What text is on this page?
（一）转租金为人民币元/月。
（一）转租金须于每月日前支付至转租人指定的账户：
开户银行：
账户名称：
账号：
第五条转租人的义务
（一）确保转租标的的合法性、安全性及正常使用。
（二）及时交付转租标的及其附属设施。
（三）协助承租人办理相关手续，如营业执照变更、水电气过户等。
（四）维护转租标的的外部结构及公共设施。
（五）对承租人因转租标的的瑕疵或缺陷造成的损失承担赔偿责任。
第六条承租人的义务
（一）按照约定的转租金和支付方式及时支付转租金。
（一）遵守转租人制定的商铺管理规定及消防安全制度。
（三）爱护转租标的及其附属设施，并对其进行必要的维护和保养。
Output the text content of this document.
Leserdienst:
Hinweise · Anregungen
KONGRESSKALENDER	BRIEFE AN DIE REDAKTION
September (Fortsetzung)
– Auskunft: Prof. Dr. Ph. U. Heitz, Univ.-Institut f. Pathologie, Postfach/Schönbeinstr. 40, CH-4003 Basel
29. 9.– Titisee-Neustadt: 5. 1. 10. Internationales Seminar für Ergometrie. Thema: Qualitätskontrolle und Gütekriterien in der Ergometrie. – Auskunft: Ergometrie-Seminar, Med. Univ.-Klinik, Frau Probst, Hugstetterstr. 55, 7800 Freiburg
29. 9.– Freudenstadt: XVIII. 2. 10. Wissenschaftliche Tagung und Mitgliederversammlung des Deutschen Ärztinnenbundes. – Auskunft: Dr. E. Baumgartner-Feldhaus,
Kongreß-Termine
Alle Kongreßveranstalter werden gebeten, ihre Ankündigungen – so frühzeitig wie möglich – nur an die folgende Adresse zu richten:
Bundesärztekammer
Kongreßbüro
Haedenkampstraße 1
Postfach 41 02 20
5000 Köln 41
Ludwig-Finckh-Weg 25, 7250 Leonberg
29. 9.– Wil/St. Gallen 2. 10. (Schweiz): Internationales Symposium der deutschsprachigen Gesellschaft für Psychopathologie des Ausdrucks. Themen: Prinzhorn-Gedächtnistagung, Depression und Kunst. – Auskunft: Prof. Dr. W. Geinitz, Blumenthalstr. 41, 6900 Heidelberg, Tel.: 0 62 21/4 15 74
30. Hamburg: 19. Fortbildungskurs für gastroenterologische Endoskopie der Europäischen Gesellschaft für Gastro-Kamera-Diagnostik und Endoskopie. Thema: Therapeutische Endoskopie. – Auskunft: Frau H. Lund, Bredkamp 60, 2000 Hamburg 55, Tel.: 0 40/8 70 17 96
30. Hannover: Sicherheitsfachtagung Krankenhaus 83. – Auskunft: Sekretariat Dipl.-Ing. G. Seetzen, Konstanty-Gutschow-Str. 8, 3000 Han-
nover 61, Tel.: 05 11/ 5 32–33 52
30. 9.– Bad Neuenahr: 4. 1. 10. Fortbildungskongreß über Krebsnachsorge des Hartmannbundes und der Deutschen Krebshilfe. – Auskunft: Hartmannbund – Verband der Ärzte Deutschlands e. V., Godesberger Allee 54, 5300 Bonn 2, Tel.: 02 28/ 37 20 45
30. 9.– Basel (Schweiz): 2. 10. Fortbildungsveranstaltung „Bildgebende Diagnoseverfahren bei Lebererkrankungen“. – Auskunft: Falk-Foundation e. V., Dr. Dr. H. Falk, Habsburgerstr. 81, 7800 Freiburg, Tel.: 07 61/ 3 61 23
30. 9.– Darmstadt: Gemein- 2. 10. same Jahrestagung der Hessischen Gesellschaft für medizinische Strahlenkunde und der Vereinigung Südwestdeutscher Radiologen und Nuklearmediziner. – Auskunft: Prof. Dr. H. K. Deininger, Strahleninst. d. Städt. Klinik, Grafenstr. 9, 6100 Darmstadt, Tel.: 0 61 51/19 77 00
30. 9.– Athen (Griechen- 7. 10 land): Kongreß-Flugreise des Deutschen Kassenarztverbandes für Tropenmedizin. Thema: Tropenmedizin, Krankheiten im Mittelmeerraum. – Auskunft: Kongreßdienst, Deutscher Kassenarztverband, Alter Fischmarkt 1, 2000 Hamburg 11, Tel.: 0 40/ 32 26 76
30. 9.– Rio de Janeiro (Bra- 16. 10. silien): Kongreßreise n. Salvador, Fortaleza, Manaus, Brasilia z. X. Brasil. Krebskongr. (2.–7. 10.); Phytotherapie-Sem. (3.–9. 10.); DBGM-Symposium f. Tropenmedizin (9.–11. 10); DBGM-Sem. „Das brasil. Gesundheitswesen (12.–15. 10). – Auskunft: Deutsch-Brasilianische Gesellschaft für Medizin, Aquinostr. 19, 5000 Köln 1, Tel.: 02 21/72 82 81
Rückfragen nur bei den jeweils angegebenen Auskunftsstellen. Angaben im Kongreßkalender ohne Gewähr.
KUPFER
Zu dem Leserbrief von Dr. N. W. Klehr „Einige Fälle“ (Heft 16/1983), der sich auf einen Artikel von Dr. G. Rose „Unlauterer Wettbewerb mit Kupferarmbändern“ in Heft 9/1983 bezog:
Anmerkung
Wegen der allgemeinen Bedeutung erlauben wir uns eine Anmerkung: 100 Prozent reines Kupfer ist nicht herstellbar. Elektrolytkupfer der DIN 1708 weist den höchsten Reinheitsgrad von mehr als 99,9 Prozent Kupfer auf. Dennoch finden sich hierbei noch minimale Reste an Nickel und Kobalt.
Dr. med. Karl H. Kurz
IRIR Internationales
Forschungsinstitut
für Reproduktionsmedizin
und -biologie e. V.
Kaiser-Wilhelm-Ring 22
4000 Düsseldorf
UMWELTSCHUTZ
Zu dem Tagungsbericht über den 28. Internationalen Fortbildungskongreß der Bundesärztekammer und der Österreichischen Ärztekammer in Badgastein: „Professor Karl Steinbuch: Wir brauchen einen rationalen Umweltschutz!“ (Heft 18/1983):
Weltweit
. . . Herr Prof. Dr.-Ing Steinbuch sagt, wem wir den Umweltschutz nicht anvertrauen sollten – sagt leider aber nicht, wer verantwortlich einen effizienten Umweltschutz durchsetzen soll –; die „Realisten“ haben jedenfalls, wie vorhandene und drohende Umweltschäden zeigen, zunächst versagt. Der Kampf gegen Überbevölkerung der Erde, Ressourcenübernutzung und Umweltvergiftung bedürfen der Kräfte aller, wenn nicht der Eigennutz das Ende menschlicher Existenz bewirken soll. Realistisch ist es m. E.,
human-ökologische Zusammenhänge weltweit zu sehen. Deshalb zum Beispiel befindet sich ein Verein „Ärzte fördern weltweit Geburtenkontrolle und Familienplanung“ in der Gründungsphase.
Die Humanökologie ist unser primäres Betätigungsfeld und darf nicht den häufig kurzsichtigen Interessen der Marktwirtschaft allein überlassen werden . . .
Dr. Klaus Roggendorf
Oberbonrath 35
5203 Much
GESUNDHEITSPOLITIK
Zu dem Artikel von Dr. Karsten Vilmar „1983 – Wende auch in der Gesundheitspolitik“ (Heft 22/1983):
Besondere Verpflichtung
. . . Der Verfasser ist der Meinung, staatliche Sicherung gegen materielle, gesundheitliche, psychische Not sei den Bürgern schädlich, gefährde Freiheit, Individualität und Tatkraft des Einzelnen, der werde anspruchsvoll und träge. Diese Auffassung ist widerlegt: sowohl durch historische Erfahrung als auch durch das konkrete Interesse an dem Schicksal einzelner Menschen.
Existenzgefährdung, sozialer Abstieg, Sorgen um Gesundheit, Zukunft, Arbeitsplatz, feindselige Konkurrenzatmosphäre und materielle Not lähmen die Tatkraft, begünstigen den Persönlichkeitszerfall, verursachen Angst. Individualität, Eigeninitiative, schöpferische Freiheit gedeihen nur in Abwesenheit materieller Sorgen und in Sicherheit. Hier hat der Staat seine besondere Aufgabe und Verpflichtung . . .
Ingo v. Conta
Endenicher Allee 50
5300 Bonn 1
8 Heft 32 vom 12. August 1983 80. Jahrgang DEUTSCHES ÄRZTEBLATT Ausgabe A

****************************************

WHAT IS ASKED => Copy out every line with the word "Freiburg".

PROBLEM SOLUTION =>
29. 9.– Titisee-Neustadt: 5. 1. 10. Internationales Seminar für Ergometrie. Thema: Qualitätskontrolle und Gütekriterien in der Ergometrie. – Auskunft: Ergometrie-Seminar, Med. Univ.-Klinik, Frau Probst, Hugstetterstr. 55, 7800 Freiburg
30. 9.– Basel (Schweiz): 2. 10. Fortbildungsveranstaltung „Bildgebende Diagnoseverfahren bei Lebererkrankungen“. – Auskunft: Falk-Foundation e. V., Dr. Dr. H. Falk, Habsburgerstr. 81, 7800 Freiburg, Tel.: 07 61/ 3 61 23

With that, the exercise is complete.